Stored data.
start
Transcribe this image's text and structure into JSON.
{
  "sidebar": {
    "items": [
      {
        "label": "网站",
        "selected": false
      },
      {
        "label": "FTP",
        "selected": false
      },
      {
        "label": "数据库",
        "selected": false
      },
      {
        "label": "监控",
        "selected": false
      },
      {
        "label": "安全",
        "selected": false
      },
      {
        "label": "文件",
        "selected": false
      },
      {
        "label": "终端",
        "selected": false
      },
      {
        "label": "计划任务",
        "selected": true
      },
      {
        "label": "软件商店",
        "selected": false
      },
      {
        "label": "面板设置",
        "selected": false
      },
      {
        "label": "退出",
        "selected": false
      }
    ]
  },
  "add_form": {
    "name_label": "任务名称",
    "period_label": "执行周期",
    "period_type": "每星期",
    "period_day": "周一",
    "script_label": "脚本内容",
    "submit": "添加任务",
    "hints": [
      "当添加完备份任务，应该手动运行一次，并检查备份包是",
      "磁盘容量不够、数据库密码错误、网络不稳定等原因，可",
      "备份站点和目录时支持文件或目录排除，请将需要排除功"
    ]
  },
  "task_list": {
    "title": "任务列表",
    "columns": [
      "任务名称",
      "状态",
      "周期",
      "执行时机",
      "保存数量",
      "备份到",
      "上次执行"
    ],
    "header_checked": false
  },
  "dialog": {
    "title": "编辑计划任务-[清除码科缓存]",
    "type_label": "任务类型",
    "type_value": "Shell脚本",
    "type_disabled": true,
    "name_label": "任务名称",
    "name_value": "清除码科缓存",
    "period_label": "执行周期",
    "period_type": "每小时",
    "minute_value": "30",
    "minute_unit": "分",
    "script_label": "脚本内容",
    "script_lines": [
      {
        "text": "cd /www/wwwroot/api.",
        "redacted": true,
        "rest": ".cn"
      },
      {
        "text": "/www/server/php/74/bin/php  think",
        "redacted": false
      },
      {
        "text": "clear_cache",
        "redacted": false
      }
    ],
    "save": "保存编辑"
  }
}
end
TASK TO COMPLETE. Write out each line of the data that holds the string "text".

SOLUTION TO THE PROBLEM.
Transcribe this image's text and structure into JSON.
        "text": "cd /www/wwwroot/api.",
        "text": "/www/server/php/74/bin/php  think",
        "text": "clear_cache",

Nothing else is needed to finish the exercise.